DATASET ENTRIES:
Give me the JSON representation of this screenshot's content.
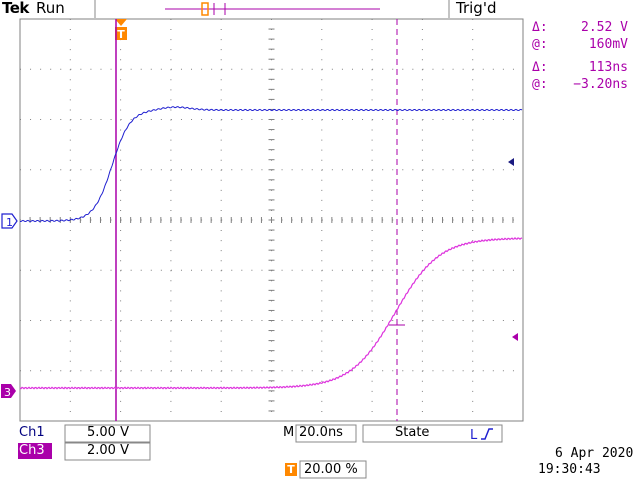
{
  "header": {
    "brand": "Tek",
    "run_status": "Run",
    "trigger_status": "Trig'd"
  },
  "cursor_readout": {
    "delta_v_symbol": "Δ:",
    "delta_v": "2.52 V",
    "at_v_symbol": "@:",
    "at_v": "160mV",
    "delta_t_symbol": "Δ:",
    "delta_t": "113ns",
    "at_t_symbol": "@:",
    "at_t": "−3.20ns"
  },
  "channels": {
    "ch1": {
      "tag": "Ch1",
      "scale": "5.00 V",
      "marker": "1",
      "color": "#2020d0"
    },
    "ch3": {
      "tag": "Ch3",
      "scale": "2.00 V",
      "marker": "3",
      "color": "#dd33dd"
    }
  },
  "timebase": {
    "prefix": "M",
    "scale": "20.0ns",
    "trigger_source": "State",
    "edge_icon": "rising-edge-icon"
  },
  "trigger_position": {
    "icon": "T",
    "value": "20.00 %"
  },
  "timestamp": {
    "date": "6 Apr 2020",
    "time": "19:30:43"
  },
  "colors": {
    "grid": "#808080",
    "cursor": "#aa00aa",
    "ch1": "#2020d0",
    "ch3": "#dd33dd",
    "trigger_marker": "#ff8800"
  }
}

WORK INSTRUCTIONS: Please set down each line of the data above exactly as written, without the pictures.

THE ANSWER:
Give me the JSON representation of this screenshot's content.
{
  "header": {
    "brand": "Tek",
    "run_status": "Run",
    "trigger_status": "Trig'd"
  },
  "cursor_readout": {
    "delta_v_symbol": "Δ:",
    "delta_v": "2.52 V",
    "at_v_symbol": "@:",
    "at_v": "160mV",
    "delta_t_symbol": "Δ:",
    "delta_t": "113ns",
    "at_t_symbol": "@:",
    "at_t": "−3.20ns"
  },
  "channels": {
    "ch1": {
      "tag": "Ch1",
      "scale": "5.00 V",
      "marker": "1",
      "color": "#2020d0"
    },
    "ch3": {
      "tag": "Ch3",
      "scale": "2.00 V",
      "marker": "3",
      "color": "#dd33dd"
    }
  },
  "timebase": {
    "prefix": "M",
    "scale": "20.0ns",
    "trigger_source": "State",
    "edge_icon": "rising-edge-icon"
  },
  "trigger_position": {
    "icon": "T",
    "value": "20.00 %"
  },
  "timestamp": {
    "date": "6 Apr 2020",
    "time": "19:30:43"
  },
  "colors": {
    "grid": "#808080",
    "cursor": "#aa00aa",
    "ch1": "#2020d0",
    "ch3": "#dd33dd",
    "trigger_marker": "#ff8800"
  }
}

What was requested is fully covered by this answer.